__Material for the task__.
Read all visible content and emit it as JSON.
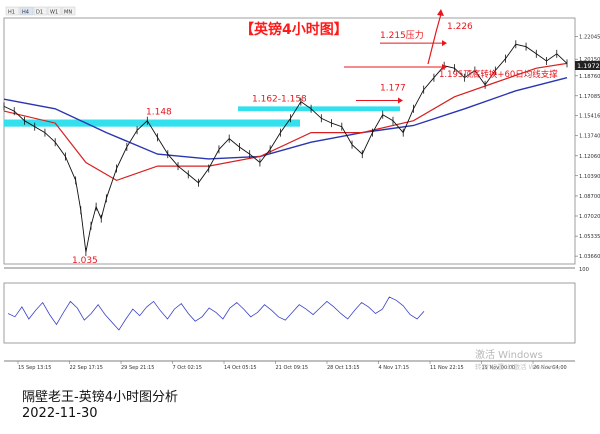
{
  "toolbar": {
    "tabs": [
      "H1",
      "H4",
      "D1",
      "W1",
      "MN"
    ],
    "active_tab": "H4"
  },
  "chart_data": [
    {
      "type": "line",
      "title": "【英镑4小时图】",
      "symbol_readout": "1.19725",
      "ylim": [
        1.03,
        1.236
      ],
      "y_ticks": [
        1.22045,
        1.2015,
        1.1876,
        1.17085,
        1.15416,
        1.1374,
        1.1206,
        1.1039,
        1.087,
        1.0702,
        1.05335,
        1.0366
      ],
      "price_series": [
        {
          "t": 0,
          "v": 1.162
        },
        {
          "t": 2,
          "v": 1.158
        },
        {
          "t": 4,
          "v": 1.15
        },
        {
          "t": 6,
          "v": 1.145
        },
        {
          "t": 8,
          "v": 1.14
        },
        {
          "t": 10,
          "v": 1.132
        },
        {
          "t": 12,
          "v": 1.12
        },
        {
          "t": 14,
          "v": 1.1
        },
        {
          "t": 15,
          "v": 1.075
        },
        {
          "t": 16,
          "v": 1.04
        },
        {
          "t": 17,
          "v": 1.062
        },
        {
          "t": 18,
          "v": 1.078
        },
        {
          "t": 19,
          "v": 1.068
        },
        {
          "t": 20,
          "v": 1.085
        },
        {
          "t": 22,
          "v": 1.11
        },
        {
          "t": 24,
          "v": 1.128
        },
        {
          "t": 26,
          "v": 1.142
        },
        {
          "t": 28,
          "v": 1.15
        },
        {
          "t": 30,
          "v": 1.136
        },
        {
          "t": 32,
          "v": 1.122
        },
        {
          "t": 34,
          "v": 1.112
        },
        {
          "t": 36,
          "v": 1.105
        },
        {
          "t": 38,
          "v": 1.098
        },
        {
          "t": 40,
          "v": 1.11
        },
        {
          "t": 42,
          "v": 1.126
        },
        {
          "t": 44,
          "v": 1.135
        },
        {
          "t": 46,
          "v": 1.128
        },
        {
          "t": 48,
          "v": 1.122
        },
        {
          "t": 50,
          "v": 1.115
        },
        {
          "t": 52,
          "v": 1.126
        },
        {
          "t": 54,
          "v": 1.14
        },
        {
          "t": 56,
          "v": 1.152
        },
        {
          "t": 58,
          "v": 1.166
        },
        {
          "t": 60,
          "v": 1.16
        },
        {
          "t": 62,
          "v": 1.152
        },
        {
          "t": 64,
          "v": 1.148
        },
        {
          "t": 66,
          "v": 1.145
        },
        {
          "t": 68,
          "v": 1.13
        },
        {
          "t": 70,
          "v": 1.122
        },
        {
          "t": 72,
          "v": 1.14
        },
        {
          "t": 74,
          "v": 1.155
        },
        {
          "t": 76,
          "v": 1.15
        },
        {
          "t": 78,
          "v": 1.14
        },
        {
          "t": 80,
          "v": 1.16
        },
        {
          "t": 82,
          "v": 1.176
        },
        {
          "t": 84,
          "v": 1.186
        },
        {
          "t": 86,
          "v": 1.196
        },
        {
          "t": 88,
          "v": 1.194
        },
        {
          "t": 90,
          "v": 1.186
        },
        {
          "t": 92,
          "v": 1.192
        },
        {
          "t": 94,
          "v": 1.18
        },
        {
          "t": 96,
          "v": 1.192
        },
        {
          "t": 98,
          "v": 1.202
        },
        {
          "t": 100,
          "v": 1.214
        },
        {
          "t": 102,
          "v": 1.212
        },
        {
          "t": 104,
          "v": 1.206
        },
        {
          "t": 106,
          "v": 1.2
        },
        {
          "t": 108,
          "v": 1.206
        },
        {
          "t": 110,
          "v": 1.198
        }
      ],
      "ma_short": [
        {
          "t": 0,
          "v": 1.158
        },
        {
          "t": 10,
          "v": 1.148
        },
        {
          "t": 16,
          "v": 1.115
        },
        {
          "t": 22,
          "v": 1.1
        },
        {
          "t": 30,
          "v": 1.112
        },
        {
          "t": 40,
          "v": 1.112
        },
        {
          "t": 50,
          "v": 1.12
        },
        {
          "t": 60,
          "v": 1.14
        },
        {
          "t": 70,
          "v": 1.14
        },
        {
          "t": 80,
          "v": 1.15
        },
        {
          "t": 88,
          "v": 1.17
        },
        {
          "t": 96,
          "v": 1.182
        },
        {
          "t": 104,
          "v": 1.194
        },
        {
          "t": 110,
          "v": 1.198
        }
      ],
      "ma_long": [
        {
          "t": 0,
          "v": 1.168
        },
        {
          "t": 10,
          "v": 1.16
        },
        {
          "t": 20,
          "v": 1.14
        },
        {
          "t": 30,
          "v": 1.122
        },
        {
          "t": 40,
          "v": 1.118
        },
        {
          "t": 50,
          "v": 1.12
        },
        {
          "t": 60,
          "v": 1.132
        },
        {
          "t": 70,
          "v": 1.14
        },
        {
          "t": 80,
          "v": 1.146
        },
        {
          "t": 90,
          "v": 1.16
        },
        {
          "t": 100,
          "v": 1.175
        },
        {
          "t": 110,
          "v": 1.186
        }
      ],
      "support_zones": [
        {
          "label": "1.148",
          "low": 1.145,
          "high": 1.151
        },
        {
          "label": "1.162-1.158",
          "low": 1.158,
          "high": 1.162
        }
      ],
      "annotations": [
        {
          "text": "1.215压力",
          "value": 1.215
        },
        {
          "text": "1.195顶底转换+60日均线支撑",
          "value": 1.195
        },
        {
          "text": "1.177",
          "value": 1.177
        },
        {
          "text": "1.226",
          "value": 1.226
        },
        {
          "text": "1.035",
          "value": 1.035
        }
      ],
      "x_labels": [
        "15 Sep 13:15",
        "22 Sep 17:15",
        "29 Sep 21:15",
        "7 Oct 02:15",
        "14 Oct 05:15",
        "21 Oct 09:15",
        "28 Oct 13:15",
        "4 Nov 17:15",
        "11 Nov 22:15",
        "19 Nov 00:00",
        "26 Nov 04:00"
      ]
    },
    {
      "type": "line",
      "ylim": [
        0,
        100
      ],
      "y_ticks": [
        100
      ],
      "series": [
        {
          "values": [
            50,
            44,
            62,
            40,
            56,
            70,
            48,
            30,
            52,
            72,
            60,
            38,
            50,
            66,
            48,
            34,
            20,
            40,
            58,
            46,
            62,
            72,
            55,
            40,
            58,
            68,
            50,
            36,
            44,
            60,
            52,
            40,
            60,
            70,
            58,
            44,
            52,
            66,
            56,
            44,
            38,
            52,
            66,
            58,
            48,
            60,
            72,
            62,
            50,
            40,
            56,
            70,
            62,
            50,
            58,
            80,
            74,
            64,
            48,
            40,
            54
          ]
        }
      ]
    }
  ],
  "annotation_colors": {
    "title": "#ff1a1a",
    "annotation": "#e8161c",
    "zone": "#33e0ee",
    "ma_short": "#d82020",
    "ma_long": "#2a36b0",
    "price": "#111111",
    "oscillator": "#3a43c9"
  },
  "footer": {
    "title": "隔壁老王-英镑4小时图分析",
    "date": "2022-11-30"
  },
  "watermark": {
    "line1": "激活 Windows",
    "line2": "转到\"设置\"以激活 Windows。"
  }
}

__Objective__. Report each line of the material above where the word "Windows" appears.

__Task answer__.
    "line1": "激活 Windows",
    "line2": "转到\"设置\"以激活 Windows。"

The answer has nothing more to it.